Exercise details:
Pick out each line containing the string "JSON".

=====

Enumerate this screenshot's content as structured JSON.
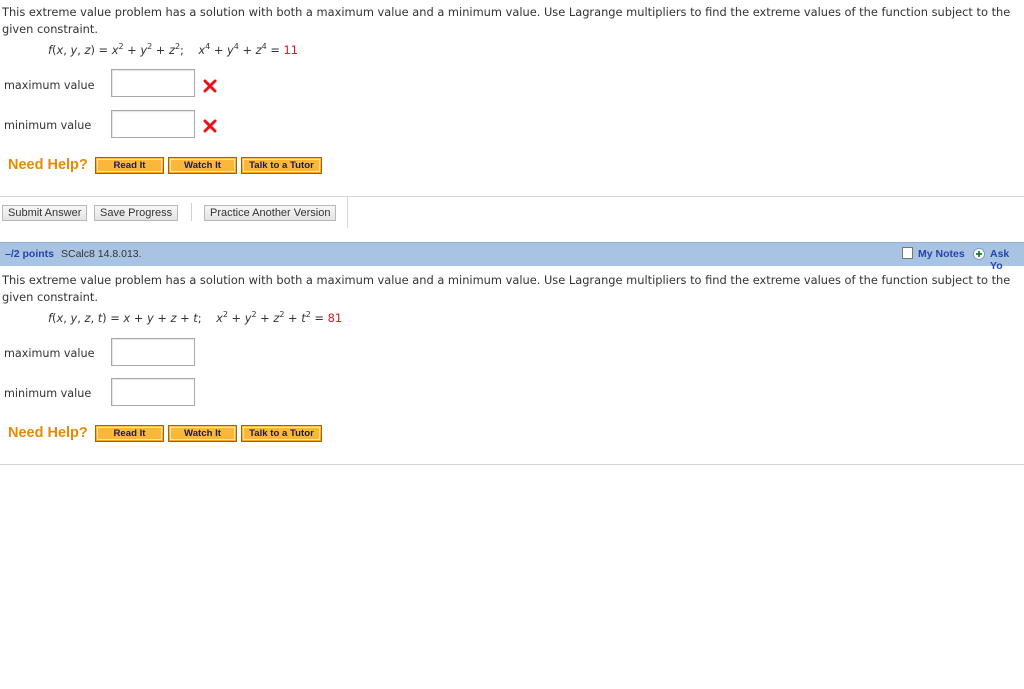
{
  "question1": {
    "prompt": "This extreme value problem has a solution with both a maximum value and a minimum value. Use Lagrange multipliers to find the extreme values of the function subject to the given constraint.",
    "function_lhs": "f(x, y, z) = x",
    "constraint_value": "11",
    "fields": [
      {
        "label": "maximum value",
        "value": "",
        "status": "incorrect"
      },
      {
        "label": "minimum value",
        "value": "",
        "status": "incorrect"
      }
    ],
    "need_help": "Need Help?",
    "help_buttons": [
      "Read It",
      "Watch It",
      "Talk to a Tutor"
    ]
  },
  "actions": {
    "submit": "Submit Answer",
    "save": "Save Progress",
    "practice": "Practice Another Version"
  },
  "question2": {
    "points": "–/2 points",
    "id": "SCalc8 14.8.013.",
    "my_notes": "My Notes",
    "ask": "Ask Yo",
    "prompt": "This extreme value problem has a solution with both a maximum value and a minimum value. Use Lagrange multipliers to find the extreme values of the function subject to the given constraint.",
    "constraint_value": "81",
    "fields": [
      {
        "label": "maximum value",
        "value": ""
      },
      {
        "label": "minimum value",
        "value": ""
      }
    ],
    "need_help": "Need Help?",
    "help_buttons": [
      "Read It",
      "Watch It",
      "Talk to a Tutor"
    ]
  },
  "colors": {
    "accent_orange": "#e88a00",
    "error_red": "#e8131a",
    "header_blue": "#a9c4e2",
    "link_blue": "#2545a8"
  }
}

=====

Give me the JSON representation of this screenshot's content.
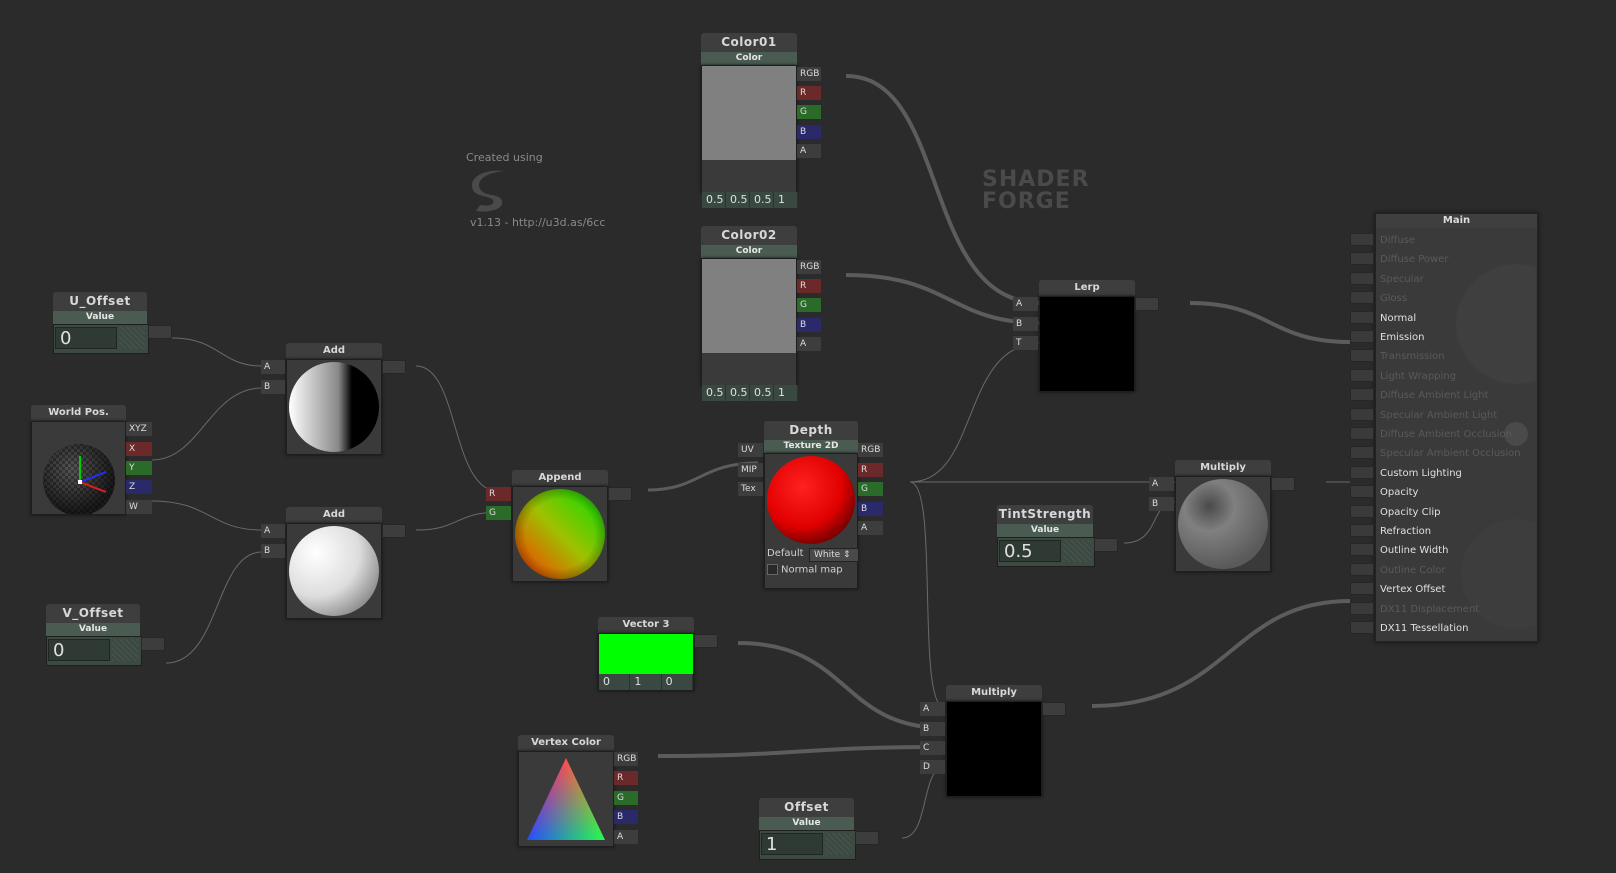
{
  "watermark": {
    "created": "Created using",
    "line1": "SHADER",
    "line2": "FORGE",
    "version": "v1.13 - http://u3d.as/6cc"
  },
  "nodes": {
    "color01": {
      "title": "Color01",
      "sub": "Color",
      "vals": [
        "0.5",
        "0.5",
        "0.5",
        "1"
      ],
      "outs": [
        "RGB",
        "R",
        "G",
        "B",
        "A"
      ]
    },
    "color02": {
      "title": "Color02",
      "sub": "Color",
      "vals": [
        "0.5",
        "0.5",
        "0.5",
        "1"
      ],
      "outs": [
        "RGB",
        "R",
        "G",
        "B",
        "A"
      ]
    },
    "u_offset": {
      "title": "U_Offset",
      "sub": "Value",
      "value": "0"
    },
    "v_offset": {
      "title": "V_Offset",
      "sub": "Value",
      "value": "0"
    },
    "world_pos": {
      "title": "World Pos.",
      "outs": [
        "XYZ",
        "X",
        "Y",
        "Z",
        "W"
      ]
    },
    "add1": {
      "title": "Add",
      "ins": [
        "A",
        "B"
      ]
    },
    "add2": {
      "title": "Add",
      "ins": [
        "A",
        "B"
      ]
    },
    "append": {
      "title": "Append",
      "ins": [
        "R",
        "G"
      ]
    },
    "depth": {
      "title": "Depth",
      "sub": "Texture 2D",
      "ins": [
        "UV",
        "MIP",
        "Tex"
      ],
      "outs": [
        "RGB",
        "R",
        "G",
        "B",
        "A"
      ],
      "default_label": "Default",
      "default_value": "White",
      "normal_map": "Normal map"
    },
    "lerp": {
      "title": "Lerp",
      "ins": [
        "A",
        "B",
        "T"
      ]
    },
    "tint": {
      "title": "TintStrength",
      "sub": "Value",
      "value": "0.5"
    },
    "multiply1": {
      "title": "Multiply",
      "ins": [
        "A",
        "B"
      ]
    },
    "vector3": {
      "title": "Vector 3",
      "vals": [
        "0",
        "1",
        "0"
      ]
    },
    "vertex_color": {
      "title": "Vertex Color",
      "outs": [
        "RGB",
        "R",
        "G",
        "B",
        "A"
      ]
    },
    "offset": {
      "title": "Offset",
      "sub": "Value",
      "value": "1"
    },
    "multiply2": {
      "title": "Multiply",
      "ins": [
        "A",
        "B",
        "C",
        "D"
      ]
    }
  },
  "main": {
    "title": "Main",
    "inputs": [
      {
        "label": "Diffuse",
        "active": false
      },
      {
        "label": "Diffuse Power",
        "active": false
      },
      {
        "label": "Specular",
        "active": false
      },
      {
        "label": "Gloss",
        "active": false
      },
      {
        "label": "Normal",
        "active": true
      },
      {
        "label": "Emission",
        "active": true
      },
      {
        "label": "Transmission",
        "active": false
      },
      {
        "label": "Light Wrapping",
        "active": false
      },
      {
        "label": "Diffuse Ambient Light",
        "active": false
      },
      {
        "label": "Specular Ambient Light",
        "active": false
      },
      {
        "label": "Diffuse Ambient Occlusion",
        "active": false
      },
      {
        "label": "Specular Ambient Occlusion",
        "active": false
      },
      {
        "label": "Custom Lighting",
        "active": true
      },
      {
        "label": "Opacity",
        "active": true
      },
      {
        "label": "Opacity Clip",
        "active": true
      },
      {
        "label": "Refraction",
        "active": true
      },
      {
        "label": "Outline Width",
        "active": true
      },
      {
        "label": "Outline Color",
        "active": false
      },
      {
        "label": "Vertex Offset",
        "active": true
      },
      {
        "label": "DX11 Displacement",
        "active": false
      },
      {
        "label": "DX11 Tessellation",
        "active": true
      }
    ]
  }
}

=====

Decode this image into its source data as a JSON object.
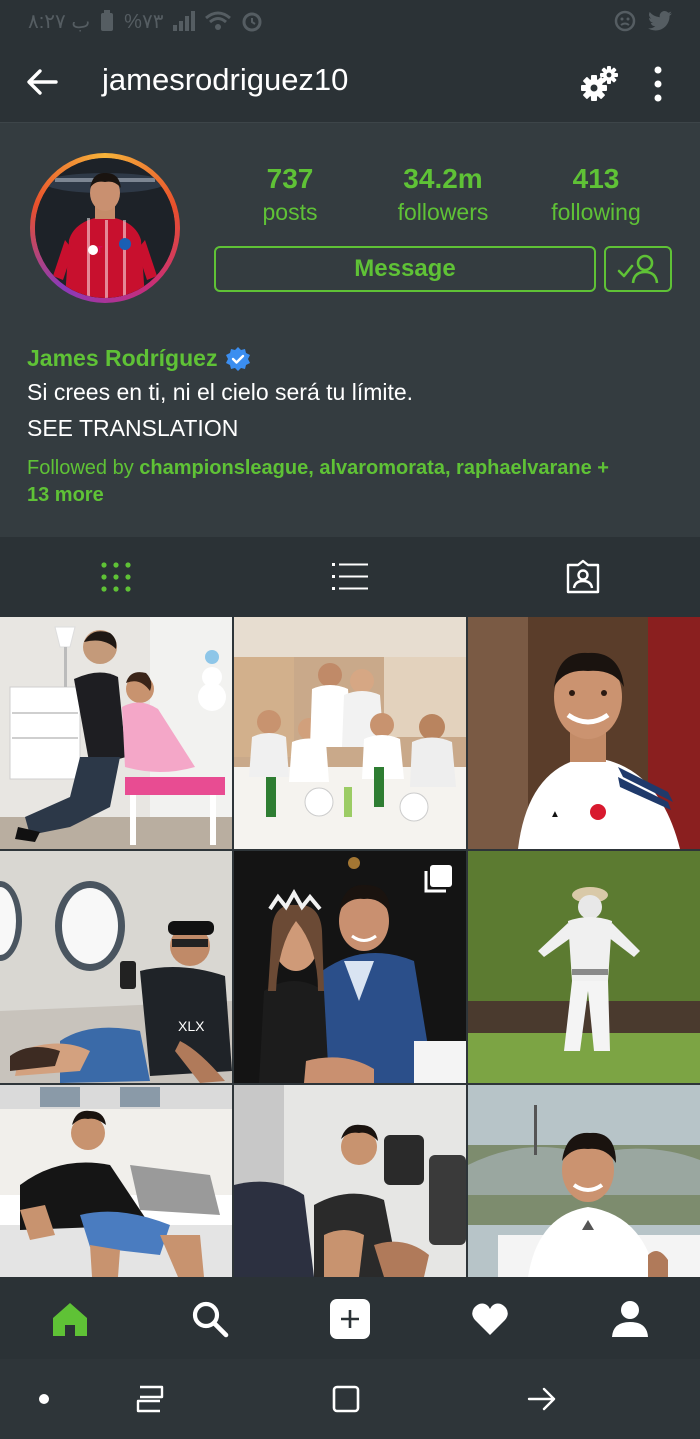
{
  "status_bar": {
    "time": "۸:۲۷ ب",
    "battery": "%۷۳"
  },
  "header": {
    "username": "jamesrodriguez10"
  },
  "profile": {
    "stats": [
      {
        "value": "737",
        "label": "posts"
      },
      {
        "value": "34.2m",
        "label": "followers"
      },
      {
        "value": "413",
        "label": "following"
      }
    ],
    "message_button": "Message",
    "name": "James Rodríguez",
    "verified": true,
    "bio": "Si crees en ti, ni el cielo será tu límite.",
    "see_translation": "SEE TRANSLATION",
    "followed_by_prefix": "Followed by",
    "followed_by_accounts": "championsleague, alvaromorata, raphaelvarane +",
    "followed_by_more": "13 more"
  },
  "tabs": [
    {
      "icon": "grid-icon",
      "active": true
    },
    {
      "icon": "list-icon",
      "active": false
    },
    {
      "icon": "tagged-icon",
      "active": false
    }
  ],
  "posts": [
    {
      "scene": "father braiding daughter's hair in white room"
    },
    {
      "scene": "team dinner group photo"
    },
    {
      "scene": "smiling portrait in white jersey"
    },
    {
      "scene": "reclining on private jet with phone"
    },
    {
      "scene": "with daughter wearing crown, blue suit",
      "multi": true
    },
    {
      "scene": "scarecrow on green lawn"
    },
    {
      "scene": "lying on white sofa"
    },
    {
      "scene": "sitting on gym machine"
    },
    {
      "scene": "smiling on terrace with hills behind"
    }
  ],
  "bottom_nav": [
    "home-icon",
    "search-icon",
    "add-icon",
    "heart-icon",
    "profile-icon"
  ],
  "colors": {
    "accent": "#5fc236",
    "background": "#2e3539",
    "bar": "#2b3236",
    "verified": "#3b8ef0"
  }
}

=====

The solution:
Enumerate this screenshot's content as structured JSON.
Give me the JSON representation of this screenshot's content.
Decode this image into its source data as a JSON object.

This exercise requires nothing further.